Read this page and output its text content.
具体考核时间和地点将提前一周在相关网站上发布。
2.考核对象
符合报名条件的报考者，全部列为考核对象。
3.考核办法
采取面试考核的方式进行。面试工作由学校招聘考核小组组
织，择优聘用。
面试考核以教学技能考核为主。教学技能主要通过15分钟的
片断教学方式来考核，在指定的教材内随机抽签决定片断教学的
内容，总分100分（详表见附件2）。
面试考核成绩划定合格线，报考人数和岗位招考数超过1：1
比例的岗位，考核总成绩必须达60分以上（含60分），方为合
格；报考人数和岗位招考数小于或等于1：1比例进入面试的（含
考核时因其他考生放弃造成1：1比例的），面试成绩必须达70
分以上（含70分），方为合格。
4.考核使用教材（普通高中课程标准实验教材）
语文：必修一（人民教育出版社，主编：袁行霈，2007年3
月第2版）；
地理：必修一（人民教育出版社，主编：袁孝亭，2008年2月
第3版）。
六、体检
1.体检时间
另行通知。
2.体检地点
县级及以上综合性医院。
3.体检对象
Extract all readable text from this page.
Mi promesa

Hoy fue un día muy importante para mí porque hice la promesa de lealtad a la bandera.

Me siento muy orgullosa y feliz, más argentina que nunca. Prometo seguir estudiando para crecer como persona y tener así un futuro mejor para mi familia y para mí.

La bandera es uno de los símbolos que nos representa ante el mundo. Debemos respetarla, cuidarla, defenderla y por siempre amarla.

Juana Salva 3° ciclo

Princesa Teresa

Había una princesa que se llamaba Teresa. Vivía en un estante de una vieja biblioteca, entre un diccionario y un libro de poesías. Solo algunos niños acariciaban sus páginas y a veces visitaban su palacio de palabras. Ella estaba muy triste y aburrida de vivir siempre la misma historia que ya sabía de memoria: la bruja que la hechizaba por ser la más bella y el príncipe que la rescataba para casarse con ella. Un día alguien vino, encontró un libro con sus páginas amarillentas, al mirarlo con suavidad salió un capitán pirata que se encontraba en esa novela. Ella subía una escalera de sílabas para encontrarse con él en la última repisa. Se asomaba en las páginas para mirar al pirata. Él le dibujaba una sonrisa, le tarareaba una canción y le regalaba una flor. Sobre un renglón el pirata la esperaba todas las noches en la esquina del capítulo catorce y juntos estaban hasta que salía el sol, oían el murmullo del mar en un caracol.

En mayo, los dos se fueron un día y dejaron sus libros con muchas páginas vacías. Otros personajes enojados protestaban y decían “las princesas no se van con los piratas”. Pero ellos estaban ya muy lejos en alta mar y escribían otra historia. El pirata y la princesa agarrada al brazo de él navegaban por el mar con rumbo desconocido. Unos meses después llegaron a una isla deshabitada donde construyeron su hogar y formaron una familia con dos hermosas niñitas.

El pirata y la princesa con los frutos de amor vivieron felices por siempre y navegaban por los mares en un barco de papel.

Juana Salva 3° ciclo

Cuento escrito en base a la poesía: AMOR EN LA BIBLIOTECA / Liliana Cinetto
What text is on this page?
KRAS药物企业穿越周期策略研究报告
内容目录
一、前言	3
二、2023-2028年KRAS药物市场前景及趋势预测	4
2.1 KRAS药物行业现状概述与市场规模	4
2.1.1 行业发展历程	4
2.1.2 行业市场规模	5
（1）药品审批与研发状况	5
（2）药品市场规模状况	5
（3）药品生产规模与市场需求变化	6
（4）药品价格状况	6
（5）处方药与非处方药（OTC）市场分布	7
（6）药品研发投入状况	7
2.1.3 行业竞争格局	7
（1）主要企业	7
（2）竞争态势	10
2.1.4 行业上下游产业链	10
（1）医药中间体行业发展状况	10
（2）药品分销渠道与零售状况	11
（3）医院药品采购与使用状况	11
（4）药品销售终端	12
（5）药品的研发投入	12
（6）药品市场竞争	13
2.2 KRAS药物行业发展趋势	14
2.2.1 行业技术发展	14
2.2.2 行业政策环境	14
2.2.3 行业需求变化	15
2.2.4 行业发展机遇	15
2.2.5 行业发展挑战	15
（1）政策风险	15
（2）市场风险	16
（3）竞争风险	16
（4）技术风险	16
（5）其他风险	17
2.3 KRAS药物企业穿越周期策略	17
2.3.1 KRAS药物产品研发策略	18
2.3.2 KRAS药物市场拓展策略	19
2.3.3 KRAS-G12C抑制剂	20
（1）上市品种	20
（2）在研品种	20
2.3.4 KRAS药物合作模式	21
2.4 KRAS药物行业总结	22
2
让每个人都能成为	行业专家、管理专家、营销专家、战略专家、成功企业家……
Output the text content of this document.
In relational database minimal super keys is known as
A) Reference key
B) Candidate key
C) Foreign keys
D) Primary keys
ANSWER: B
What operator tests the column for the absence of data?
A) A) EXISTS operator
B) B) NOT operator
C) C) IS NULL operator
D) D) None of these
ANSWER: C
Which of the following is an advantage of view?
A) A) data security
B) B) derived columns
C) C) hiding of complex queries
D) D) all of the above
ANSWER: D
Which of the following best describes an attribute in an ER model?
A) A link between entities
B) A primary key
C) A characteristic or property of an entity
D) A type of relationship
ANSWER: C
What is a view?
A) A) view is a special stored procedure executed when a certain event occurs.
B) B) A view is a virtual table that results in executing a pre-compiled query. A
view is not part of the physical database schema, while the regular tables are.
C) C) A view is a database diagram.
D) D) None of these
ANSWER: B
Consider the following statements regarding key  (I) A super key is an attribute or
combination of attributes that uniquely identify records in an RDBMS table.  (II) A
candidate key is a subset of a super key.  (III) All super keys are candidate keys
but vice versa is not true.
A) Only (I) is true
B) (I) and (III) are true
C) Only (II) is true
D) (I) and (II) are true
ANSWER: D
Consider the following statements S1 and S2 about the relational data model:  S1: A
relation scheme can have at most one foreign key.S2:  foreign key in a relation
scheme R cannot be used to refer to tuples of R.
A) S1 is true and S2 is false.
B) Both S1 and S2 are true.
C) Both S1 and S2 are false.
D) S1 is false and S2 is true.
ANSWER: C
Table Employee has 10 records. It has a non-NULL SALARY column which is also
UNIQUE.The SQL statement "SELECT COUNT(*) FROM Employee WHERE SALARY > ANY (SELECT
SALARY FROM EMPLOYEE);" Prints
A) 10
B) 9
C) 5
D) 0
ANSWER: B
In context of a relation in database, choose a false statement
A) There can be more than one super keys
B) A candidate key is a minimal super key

☆ ☆ ☆ ☆ ☆

(What you should do)
All of the entries above should be written out again exactly.

(Problem solution)
Read this page and output its text content.
具体考核时间和地点将提前一周在相关网站上发布。
2.考核对象
符合报名条件的报考者，全部列为考核对象。
3.考核办法
采取面试考核的方式进行。面试工作由学校招聘考核小组组
织，择优聘用。
面试考核以教学技能考核为主。教学技能主要通过15分钟的
片断教学方式来考核，在指定的教材内随机抽签决定片断教学的
内容，总分100分（详表见附件2）。
面试考核成绩划定合格线，报考人数和岗位招考数超过1：1
比例的岗位，考核总成绩必须达60分以上（含60分），方为合
格；报考人数和岗位招考数小于或等于1：1比例进入面试的（含
考核时因其他考生放弃造成1：1比例的），面试成绩必须达70
分以上（含70分），方为合格。
4.考核使用教材（普通高中课程标准实验教材）
语文：必修一（人民教育出版社，主编：袁行霈，2007年3
月第2版）；
地理：必修一（人民教育出版社，主编：袁孝亭，2008年2月
第3版）。
六、体检
1.体检时间
另行通知。
2.体检地点
县级及以上综合性医院。
3.体检对象
Extract all readable text from this page.
Mi promesa

Hoy fue un día muy importante para mí porque hice la promesa de lealtad a la bandera.

Me siento muy orgullosa y feliz, más argentina que nunca. Prometo seguir estudiando para crecer como persona y tener así un futuro mejor para mi familia y para mí.

La bandera es uno de los símbolos que nos representa ante el mundo. Debemos respetarla, cuidarla, defenderla y por siempre amarla.

Juana Salva 3° ciclo

Princesa Teresa

Había una princesa que se llamaba Teresa. Vivía en un estante de una vieja biblioteca, entre un diccionario y un libro de poesías. Solo algunos niños acariciaban sus páginas y a veces visitaban su palacio de palabras. Ella estaba muy triste y aburrida de vivir siempre la misma historia que ya sabía de memoria: la bruja que la hechizaba por ser la más bella y el príncipe que la rescataba para casarse con ella. Un día alguien vino, encontró un libro con sus páginas amarillentas, al mirarlo con suavidad salió un capitán pirata que se encontraba en esa novela. Ella subía una escalera de sílabas para encontrarse con él en la última repisa. Se asomaba en las páginas para mirar al pirata. Él le dibujaba una sonrisa, le tarareaba una canción y le regalaba una flor. Sobre un renglón el pirata la esperaba todas las noches en la esquina del capítulo catorce y juntos estaban hasta que salía el sol, oían el murmullo del mar en un caracol.

En mayo, los dos se fueron un día y dejaron sus libros con muchas páginas vacías. Otros personajes enojados protestaban y decían “las princesas no se van con los piratas”. Pero ellos estaban ya muy lejos en alta mar y escribían otra historia. El pirata y la princesa agarrada al brazo de él navegaban por el mar con rumbo desconocido. Unos meses después llegaron a una isla deshabitada donde construyeron su hogar y formaron una familia con dos hermosas niñitas.

El pirata y la princesa con los frutos de amor vivieron felices por siempre y navegaban por los mares en un barco de papel.

Juana Salva 3° ciclo

Cuento escrito en base a la poesía: AMOR EN LA BIBLIOTECA / Liliana Cinetto
What text is on this page?
KRAS药物企业穿越周期策略研究报告
内容目录
一、前言	3
二、2023-2028年KRAS药物市场前景及趋势预测	4
2.1 KRAS药物行业现状概述与市场规模	4
2.1.1 行业发展历程	4
2.1.2 行业市场规模	5
（1）药品审批与研发状况	5
（2）药品市场规模状况	5
（3）药品生产规模与市场需求变化	6
（4）药品价格状况	6
（5）处方药与非处方药（OTC）市场分布	7
（6）药品研发投入状况	7
2.1.3 行业竞争格局	7
（1）主要企业	7
（2）竞争态势	10
2.1.4 行业上下游产业链	10
（1）医药中间体行业发展状况	10
（2）药品分销渠道与零售状况	11
（3）医院药品采购与使用状况	11
（4）药品销售终端	12
（5）药品的研发投入	12
（6）药品市场竞争	13
2.2 KRAS药物行业发展趋势	14
2.2.1 行业技术发展	14
2.2.2 行业政策环境	14
2.2.3 行业需求变化	15
2.2.4 行业发展机遇	15
2.2.5 行业发展挑战	15
（1）政策风险	15
（2）市场风险	16
（3）竞争风险	16
（4）技术风险	16
（5）其他风险	17
2.3 KRAS药物企业穿越周期策略	17
2.3.1 KRAS药物产品研发策略	18
2.3.2 KRAS药物市场拓展策略	19
2.3.3 KRAS-G12C抑制剂	20
（1）上市品种	20
（2）在研品种	20
2.3.4 KRAS药物合作模式	21
2.4 KRAS药物行业总结	22
2
让每个人都能成为	行业专家、管理专家、营销专家、战略专家、成功企业家……
Output the text content of this document.
In relational database minimal super keys is known as
A) Reference key
B) Candidate key
C) Foreign keys
D) Primary keys
ANSWER: B
What operator tests the column for the absence of data?
A) A) EXISTS operator
B) B) NOT operator
C) C) IS NULL operator
D) D) None of these
ANSWER: C
Which of the following is an advantage of view?
A) A) data security
B) B) derived columns
C) C) hiding of complex queries
D) D) all of the above
ANSWER: D
Which of the following best describes an attribute in an ER model?
A) A link between entities
B) A primary key
C) A characteristic or property of an entity
D) A type of relationship
ANSWER: C
What is a view?
A) A) view is a special stored procedure executed when a certain event occurs.
B) B) A view is a virtual table that results in executing a pre-compiled query. A
view is not part of the physical database schema, while the regular tables are.
C) C) A view is a database diagram.
D) D) None of these
ANSWER: B
Consider the following statements regarding key  (I) A super key is an attribute or
combination of attributes that uniquely identify records in an RDBMS table.  (II) A
candidate key is a subset of a super key.  (III) All super keys are candidate keys
but vice versa is not true.
A) Only (I) is true
B) (I) and (III) are true
C) Only (II) is true
D) (I) and (II) are true
ANSWER: D
Consider the following statements S1 and S2 about the relational data model:  S1: A
relation scheme can have at most one foreign key.S2:  foreign key in a relation
scheme R cannot be used to refer to tuples of R.
A) S1 is true and S2 is false.
B) Both S1 and S2 are true.
C) Both S1 and S2 are false.
D) S1 is false and S2 is true.
ANSWER: C
Table Employee has 10 records. It has a non-NULL SALARY column which is also
UNIQUE.The SQL statement "SELECT COUNT(*) FROM Employee WHERE SALARY > ANY (SELECT
SALARY FROM EMPLOYEE);" Prints
A) 10
B) 9
C) 5
D) 0
ANSWER: B
In context of a relation in database, choose a false statement
A) There can be more than one super keys
B) A candidate key is a minimal super key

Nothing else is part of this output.